Output the material below in its entirety, exactly as given.

## Begin MATERIAL FOR THE TASK

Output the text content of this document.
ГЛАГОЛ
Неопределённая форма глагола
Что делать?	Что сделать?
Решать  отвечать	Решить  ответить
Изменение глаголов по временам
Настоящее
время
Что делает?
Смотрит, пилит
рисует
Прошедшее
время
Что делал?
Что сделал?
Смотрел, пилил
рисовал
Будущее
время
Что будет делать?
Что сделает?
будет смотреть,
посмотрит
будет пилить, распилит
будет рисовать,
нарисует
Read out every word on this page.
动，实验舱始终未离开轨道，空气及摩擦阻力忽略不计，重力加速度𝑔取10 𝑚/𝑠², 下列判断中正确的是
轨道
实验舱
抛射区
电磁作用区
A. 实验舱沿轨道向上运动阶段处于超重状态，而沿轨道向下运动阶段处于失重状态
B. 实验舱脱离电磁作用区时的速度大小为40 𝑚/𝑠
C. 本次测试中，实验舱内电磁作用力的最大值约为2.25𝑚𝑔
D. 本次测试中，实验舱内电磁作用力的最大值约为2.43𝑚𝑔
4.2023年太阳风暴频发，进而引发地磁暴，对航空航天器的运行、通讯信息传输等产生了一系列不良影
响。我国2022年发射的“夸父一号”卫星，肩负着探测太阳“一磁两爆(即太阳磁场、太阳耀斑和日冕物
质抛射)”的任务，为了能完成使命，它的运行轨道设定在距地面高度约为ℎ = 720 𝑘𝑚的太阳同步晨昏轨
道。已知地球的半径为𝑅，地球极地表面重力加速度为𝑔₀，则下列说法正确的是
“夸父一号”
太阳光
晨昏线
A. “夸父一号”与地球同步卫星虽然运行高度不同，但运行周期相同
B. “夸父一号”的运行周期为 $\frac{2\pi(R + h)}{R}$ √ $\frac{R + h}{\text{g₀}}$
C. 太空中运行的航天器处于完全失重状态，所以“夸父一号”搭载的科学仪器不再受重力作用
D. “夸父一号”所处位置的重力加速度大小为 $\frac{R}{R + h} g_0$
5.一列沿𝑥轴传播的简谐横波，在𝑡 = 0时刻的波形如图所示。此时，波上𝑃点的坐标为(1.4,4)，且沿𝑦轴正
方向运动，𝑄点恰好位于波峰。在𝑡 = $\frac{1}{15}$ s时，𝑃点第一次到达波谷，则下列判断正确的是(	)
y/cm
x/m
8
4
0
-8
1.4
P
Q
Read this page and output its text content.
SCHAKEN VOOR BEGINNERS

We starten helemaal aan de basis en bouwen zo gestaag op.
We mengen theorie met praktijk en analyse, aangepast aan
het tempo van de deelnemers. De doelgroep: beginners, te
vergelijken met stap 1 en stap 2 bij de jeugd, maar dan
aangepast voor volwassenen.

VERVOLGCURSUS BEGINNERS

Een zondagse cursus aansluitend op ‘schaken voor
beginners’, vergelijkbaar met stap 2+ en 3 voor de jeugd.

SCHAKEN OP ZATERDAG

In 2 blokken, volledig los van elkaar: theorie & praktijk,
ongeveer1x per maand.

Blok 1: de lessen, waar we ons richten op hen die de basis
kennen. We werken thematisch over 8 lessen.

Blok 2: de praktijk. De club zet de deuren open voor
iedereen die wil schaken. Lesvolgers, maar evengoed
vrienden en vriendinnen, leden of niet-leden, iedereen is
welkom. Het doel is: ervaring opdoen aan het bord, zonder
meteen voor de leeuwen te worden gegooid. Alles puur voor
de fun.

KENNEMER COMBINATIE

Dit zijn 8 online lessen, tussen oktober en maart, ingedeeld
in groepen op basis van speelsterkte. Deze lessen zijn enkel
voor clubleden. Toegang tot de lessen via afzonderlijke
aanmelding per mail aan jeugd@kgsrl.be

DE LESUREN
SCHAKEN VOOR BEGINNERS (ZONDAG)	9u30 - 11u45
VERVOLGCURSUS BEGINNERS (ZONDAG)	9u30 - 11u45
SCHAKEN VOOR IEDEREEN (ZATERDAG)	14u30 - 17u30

## End MATERIAL FOR THE TASK

== EXERCISE RESULT ==
Output the text content of this document.
ГЛАГОЛ
Неопределённая форма глагола
Что делать?	Что сделать?
Решать  отвечать	Решить  ответить
Изменение глаголов по временам
Настоящее
время
Что делает?
Смотрит, пилит
рисует
Прошедшее
время
Что делал?
Что сделал?
Смотрел, пилил
рисовал
Будущее
время
Что будет делать?
Что сделает?
будет смотреть,
посмотрит
будет пилить, распилит
будет рисовать,
нарисует
Read out every word on this page.
动，实验舱始终未离开轨道，空气及摩擦阻力忽略不计，重力加速度𝑔取10 𝑚/𝑠², 下列判断中正确的是
轨道
实验舱
抛射区
电磁作用区
A. 实验舱沿轨道向上运动阶段处于超重状态，而沿轨道向下运动阶段处于失重状态
B. 实验舱脱离电磁作用区时的速度大小为40 𝑚/𝑠
C. 本次测试中，实验舱内电磁作用力的最大值约为2.25𝑚𝑔
D. 本次测试中，实验舱内电磁作用力的最大值约为2.43𝑚𝑔
4.2023年太阳风暴频发，进而引发地磁暴，对航空航天器的运行、通讯信息传输等产生了一系列不良影
响。我国2022年发射的“夸父一号”卫星，肩负着探测太阳“一磁两爆(即太阳磁场、太阳耀斑和日冕物
质抛射)”的任务，为了能完成使命，它的运行轨道设定在距地面高度约为ℎ = 720 𝑘𝑚的太阳同步晨昏轨
道。已知地球的半径为𝑅，地球极地表面重力加速度为𝑔₀，则下列说法正确的是
“夸父一号”
太阳光
晨昏线
A. “夸父一号”与地球同步卫星虽然运行高度不同，但运行周期相同
B. “夸父一号”的运行周期为 $\frac{2\pi(R + h)}{R}$ √ $\frac{R + h}{\text{g₀}}$
C. 太空中运行的航天器处于完全失重状态，所以“夸父一号”搭载的科学仪器不再受重力作用
D. “夸父一号”所处位置的重力加速度大小为 $\frac{R}{R + h} g_0$
5.一列沿𝑥轴传播的简谐横波，在𝑡 = 0时刻的波形如图所示。此时，波上𝑃点的坐标为(1.4,4)，且沿𝑦轴正
方向运动，𝑄点恰好位于波峰。在𝑡 = $\frac{1}{15}$ s时，𝑃点第一次到达波谷，则下列判断正确的是(	)
y/cm
x/m
8
4
0
-8
1.4
P
Q
Read this page and output its text content.
SCHAKEN VOOR BEGINNERS

We starten helemaal aan de basis en bouwen zo gestaag op.
We mengen theorie met praktijk en analyse, aangepast aan
het tempo van de deelnemers. De doelgroep: beginners, te
vergelijken met stap 1 en stap 2 bij de jeugd, maar dan
aangepast voor volwassenen.

VERVOLGCURSUS BEGINNERS

Een zondagse cursus aansluitend op ‘schaken voor
beginners’, vergelijkbaar met stap 2+ en 3 voor de jeugd.

SCHAKEN OP ZATERDAG

In 2 blokken, volledig los van elkaar: theorie & praktijk,
ongeveer1x per maand.

Blok 1: de lessen, waar we ons richten op hen die de basis
kennen. We werken thematisch over 8 lessen.

Blok 2: de praktijk. De club zet de deuren open voor
iedereen die wil schaken. Lesvolgers, maar evengoed
vrienden en vriendinnen, leden of niet-leden, iedereen is
welkom. Het doel is: ervaring opdoen aan het bord, zonder
meteen voor de leeuwen te worden gegooid. Alles puur voor
de fun.

KENNEMER COMBINATIE

Dit zijn 8 online lessen, tussen oktober en maart, ingedeeld
in groepen op basis van speelsterkte. Deze lessen zijn enkel
voor clubleden. Toegang tot de lessen via afzonderlijke
aanmelding per mail aan jeugd@kgsrl.be

DE LESUREN
SCHAKEN VOOR BEGINNERS (ZONDAG)	9u30 - 11u45
VERVOLGCURSUS BEGINNERS (ZONDAG)	9u30 - 11u45
SCHAKEN VOOR IEDEREEN (ZATERDAG)	14u30 - 17u30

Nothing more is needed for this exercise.